▸ Objective:
Filter the data below for the string "nervioso" and copy each matching line.

□ □ □ □

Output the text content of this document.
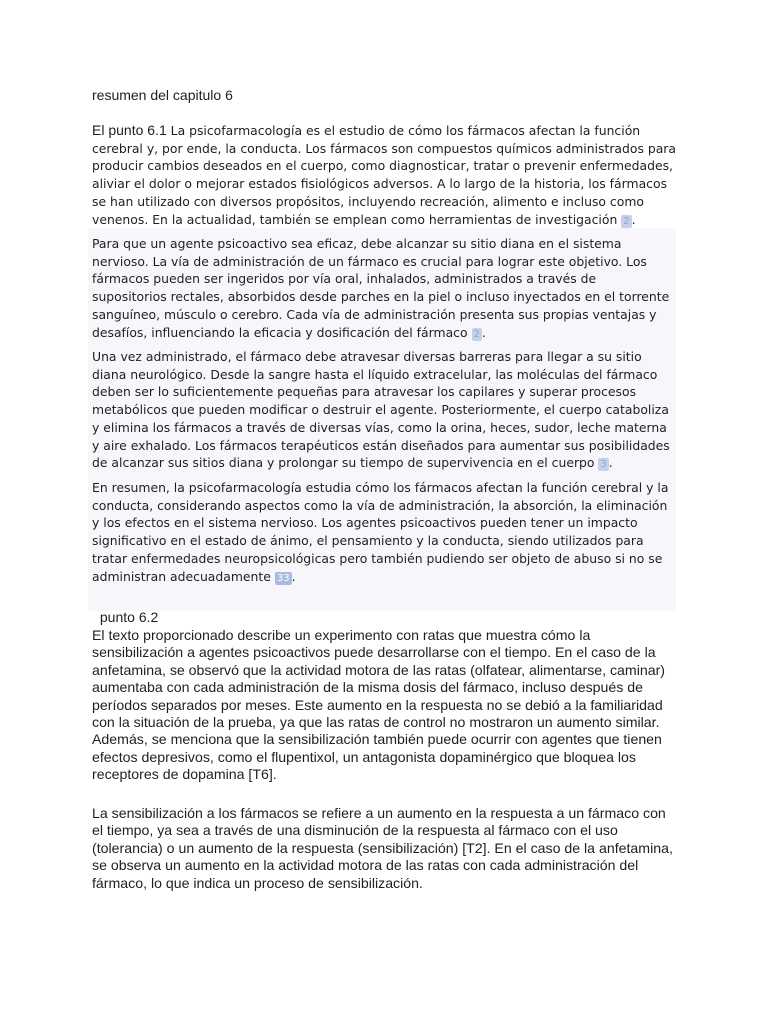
resumen del capitulo 6

El punto 6.1 La psicofarmacología es el estudio de cómo los fármacos afectan la función cerebral y, por ende, la conducta. Los fármacos son compuestos químicos administrados para producir cambios deseados en el cuerpo, como diagnosticar, tratar o prevenir enfermedades, aliviar el dolor o mejorar estados fisiológicos adversos. A lo largo de la historia, los fármacos se han utilizado con diversos propósitos, incluyendo recreación, alimento e incluso como venenos. En la actualidad, también se emplean como herramientas de investigación 2 .

Para que un agente psicoactivo sea eficaz, debe alcanzar su sitio diana en el sistema nervioso. La vía de administración de un fármaco es crucial para lograr este objetivo. Los fármacos pueden ser ingeridos por vía oral, inhalados, administrados a través de supositorios rectales, absorbidos desde parches en la piel o incluso inyectados en el torrente sanguíneo, músculo o cerebro. Cada vía de administración presenta sus propias ventajas y desafíos, influenciando la eficacia y dosificación del fármaco 2 .

Una vez administrado, el fármaco debe atravesar diversas barreras para llegar a su sitio diana neurológico. Desde la sangre hasta el líquido extracelular, las moléculas del fármaco deben ser lo suficientemente pequeñas para atravesar los capilares y superar procesos metabólicos que pueden modificar o destruir el agente. Posteriormente, el cuerpo cataboliza y elimina los fármacos a través de diversas vías, como la orina, heces, sudor, leche materna y aire exhalado. Los fármacos terapéuticos están diseñados para aumentar sus posibilidades de alcanzar sus sitios diana y prolongar su tiempo de supervivencia en el cuerpo 3 .

En resumen, la psicofarmacología estudia cómo los fármacos afectan la función cerebral y la conducta, considerando aspectos como la vía de administración, la absorción, la eliminación y los efectos en el sistema nervioso. Los agentes psicoactivos pueden tener un impacto significativo en el estado de ánimo, el pensamiento y la conducta, siendo utilizados para tratar enfermedades neuropsicológicas pero también pudiendo ser objeto de abuso si no se administran adecuadamente 33 .

punto 6.2

El texto proporcionado describe un experimento con ratas que muestra cómo la sensibilización a agentes psicoactivos puede desarrollarse con el tiempo. En el caso de la anfetamina, se observó que la actividad motora de las ratas (olfatear, alimentarse, caminar) aumentaba con cada administración de la misma dosis del fármaco, incluso después de períodos separados por meses. Este aumento en la respuesta no se debió a la familiaridad con la situación de la prueba, ya que las ratas de control no mostraron un aumento similar. Además, se menciona que la sensibilización también puede ocurrir con agentes que tienen efectos depresivos, como el flupentixol, un antagonista dopaminérgico que bloquea los receptores de dopamina [T6].

La sensibilización a los fármacos se refiere a un aumento en la respuesta a un fármaco con el tiempo, ya sea a través de una disminución de la respuesta al fármaco con el uso (tolerancia) o un aumento de la respuesta (sensibilización) [T2]. En el caso de la anfetamina, se observa un aumento en la actividad motora de las ratas con cada administración del fármaco, lo que indica un proceso de sensibilización.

□ □ □ □

▸ Answer for the task:
Para que un agente psicoactivo sea eficaz, debe alcanzar su sitio diana en el sistema nervioso. La vía de administración de un fármaco es crucial para lograr este objetivo. Los fármacos pueden ser ingeridos por vía oral, inhalados, administrados a través de supositorios rectales, absorbidos desde parches en la piel o incluso inyectados en el torrente sanguíneo, músculo o cerebro. Cada vía de administración presenta sus propias ventajas y desafíos, influenciando la eficacia y dosificación del fármaco 2 .
En resumen, la psicofarmacología estudia cómo los fármacos afectan la función cerebral y la conducta, considerando aspectos como la vía de administración, la absorción, la eliminación y los efectos en el sistema nervioso. Los agentes psicoactivos pueden tener un impacto significativo en el estado de ánimo, el pensamiento y la conducta, siendo utilizados para tratar enfermedades neuropsicológicas pero también pudiendo ser objeto de abuso si no se administran adecuadamente 33 .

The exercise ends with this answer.